## Set exercise
Copy the lines holding the word "computer", all of them.

--------------------------------------------------

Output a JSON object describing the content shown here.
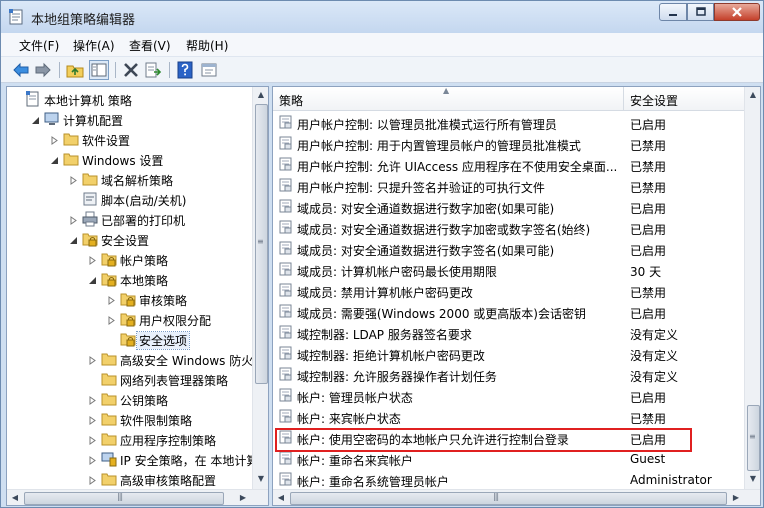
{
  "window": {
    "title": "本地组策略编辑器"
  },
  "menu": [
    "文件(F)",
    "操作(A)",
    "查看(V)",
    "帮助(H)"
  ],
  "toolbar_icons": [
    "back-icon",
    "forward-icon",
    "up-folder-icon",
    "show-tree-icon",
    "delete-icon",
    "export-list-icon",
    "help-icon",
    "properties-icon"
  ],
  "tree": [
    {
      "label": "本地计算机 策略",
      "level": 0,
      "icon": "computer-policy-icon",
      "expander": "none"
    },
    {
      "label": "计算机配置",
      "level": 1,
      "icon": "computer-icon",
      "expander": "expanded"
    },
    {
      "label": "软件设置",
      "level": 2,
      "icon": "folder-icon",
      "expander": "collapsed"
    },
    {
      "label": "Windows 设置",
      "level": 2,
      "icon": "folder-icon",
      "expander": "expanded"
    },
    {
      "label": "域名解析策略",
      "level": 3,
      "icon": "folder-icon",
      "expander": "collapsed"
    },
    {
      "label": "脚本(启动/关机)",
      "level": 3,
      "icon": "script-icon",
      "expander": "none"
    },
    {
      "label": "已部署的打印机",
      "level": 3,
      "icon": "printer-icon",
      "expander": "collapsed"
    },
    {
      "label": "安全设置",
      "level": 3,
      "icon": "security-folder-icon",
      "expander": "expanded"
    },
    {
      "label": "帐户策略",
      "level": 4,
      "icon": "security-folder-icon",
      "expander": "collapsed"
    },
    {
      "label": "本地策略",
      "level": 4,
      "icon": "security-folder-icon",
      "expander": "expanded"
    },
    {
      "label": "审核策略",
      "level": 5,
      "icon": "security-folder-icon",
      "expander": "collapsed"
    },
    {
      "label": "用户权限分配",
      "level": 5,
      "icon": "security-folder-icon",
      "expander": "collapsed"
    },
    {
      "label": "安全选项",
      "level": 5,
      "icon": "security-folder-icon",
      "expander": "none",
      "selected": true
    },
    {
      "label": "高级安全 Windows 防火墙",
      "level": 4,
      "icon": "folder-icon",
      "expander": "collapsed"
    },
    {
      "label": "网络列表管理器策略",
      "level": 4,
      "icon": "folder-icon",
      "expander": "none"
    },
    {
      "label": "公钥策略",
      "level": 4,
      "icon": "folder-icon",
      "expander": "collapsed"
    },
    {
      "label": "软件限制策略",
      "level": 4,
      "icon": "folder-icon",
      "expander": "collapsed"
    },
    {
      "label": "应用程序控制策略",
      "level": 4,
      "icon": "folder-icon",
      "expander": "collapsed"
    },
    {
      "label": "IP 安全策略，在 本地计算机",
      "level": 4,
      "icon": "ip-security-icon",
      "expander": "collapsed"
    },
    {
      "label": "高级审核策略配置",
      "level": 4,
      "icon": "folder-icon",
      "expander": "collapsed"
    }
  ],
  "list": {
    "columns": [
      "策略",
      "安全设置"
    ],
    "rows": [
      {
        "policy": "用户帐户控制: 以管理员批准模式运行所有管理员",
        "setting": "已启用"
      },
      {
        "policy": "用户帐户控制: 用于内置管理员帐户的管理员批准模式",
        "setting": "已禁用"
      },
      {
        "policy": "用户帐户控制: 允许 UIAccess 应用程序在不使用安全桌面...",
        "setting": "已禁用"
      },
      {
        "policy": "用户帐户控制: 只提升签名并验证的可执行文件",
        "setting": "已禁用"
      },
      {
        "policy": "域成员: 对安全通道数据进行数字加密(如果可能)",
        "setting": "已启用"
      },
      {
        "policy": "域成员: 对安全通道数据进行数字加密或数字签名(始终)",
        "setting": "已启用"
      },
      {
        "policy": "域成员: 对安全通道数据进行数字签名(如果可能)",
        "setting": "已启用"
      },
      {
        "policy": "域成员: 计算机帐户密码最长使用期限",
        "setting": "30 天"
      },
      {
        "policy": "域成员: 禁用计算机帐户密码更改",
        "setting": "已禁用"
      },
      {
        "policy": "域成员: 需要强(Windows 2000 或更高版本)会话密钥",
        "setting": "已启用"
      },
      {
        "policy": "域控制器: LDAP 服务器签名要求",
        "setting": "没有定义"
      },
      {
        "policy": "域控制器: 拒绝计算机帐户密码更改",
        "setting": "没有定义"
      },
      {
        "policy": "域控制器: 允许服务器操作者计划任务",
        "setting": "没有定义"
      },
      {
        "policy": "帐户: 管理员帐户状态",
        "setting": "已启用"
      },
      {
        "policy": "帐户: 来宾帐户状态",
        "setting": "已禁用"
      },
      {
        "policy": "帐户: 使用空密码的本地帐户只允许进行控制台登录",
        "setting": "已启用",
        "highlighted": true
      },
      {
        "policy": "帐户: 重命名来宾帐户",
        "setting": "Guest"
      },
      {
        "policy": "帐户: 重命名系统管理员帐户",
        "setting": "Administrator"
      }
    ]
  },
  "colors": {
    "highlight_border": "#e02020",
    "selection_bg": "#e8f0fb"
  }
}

--------------------------------------------------

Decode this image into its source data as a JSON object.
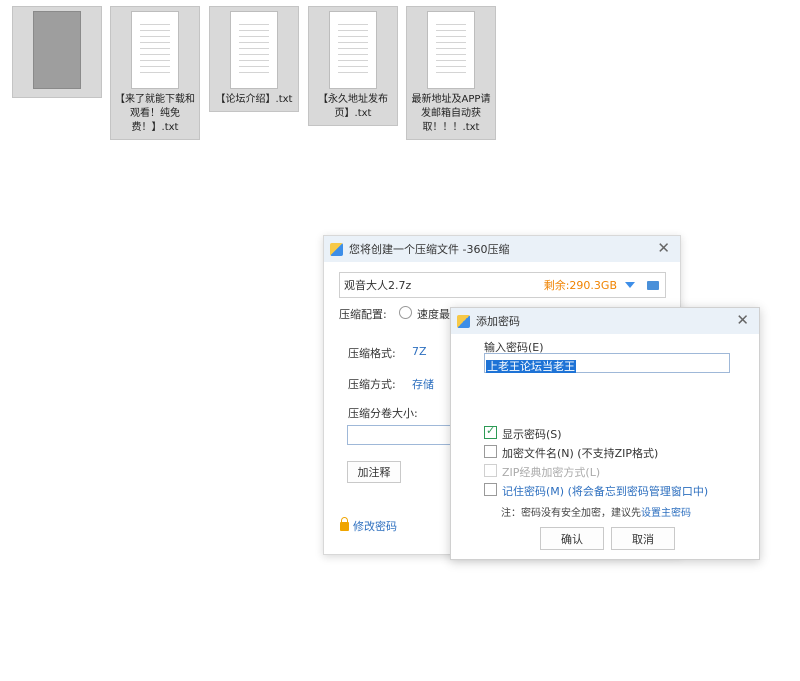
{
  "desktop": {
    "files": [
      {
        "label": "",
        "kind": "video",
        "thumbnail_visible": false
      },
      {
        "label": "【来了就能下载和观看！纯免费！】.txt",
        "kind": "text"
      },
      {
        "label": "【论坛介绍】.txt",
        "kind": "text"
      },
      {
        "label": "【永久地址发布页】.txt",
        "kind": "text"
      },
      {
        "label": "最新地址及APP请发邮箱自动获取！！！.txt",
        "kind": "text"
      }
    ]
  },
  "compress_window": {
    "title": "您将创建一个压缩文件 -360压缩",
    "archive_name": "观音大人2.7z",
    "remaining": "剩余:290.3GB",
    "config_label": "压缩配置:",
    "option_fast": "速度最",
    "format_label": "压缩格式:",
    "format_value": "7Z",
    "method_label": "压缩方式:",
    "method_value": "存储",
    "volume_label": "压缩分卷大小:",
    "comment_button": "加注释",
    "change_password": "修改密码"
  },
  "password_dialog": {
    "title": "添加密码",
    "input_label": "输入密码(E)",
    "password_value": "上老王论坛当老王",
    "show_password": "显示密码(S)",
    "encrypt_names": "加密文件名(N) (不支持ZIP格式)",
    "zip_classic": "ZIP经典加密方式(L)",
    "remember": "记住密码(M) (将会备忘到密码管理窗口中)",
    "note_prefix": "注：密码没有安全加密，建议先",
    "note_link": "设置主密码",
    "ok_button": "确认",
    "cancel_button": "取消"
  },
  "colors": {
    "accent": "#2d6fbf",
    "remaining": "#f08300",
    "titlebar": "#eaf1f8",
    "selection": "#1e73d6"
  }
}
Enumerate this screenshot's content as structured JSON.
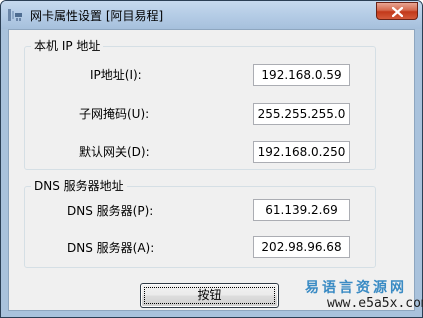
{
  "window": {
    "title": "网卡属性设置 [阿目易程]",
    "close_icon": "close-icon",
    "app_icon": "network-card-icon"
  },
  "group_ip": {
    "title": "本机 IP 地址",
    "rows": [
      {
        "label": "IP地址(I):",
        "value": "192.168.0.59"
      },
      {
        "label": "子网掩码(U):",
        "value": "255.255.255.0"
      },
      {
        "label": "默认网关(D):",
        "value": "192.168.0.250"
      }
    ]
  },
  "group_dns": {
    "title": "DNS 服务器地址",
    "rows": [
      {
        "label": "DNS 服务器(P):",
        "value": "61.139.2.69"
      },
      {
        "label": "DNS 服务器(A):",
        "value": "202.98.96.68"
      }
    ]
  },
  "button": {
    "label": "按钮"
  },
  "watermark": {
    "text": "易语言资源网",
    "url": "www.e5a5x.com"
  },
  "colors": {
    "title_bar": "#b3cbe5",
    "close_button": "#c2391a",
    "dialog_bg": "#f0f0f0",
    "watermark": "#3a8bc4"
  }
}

--------------------------------------------------

## Output for this task
      "icon": "computer-policy-icon",
      "icon": "computer-icon",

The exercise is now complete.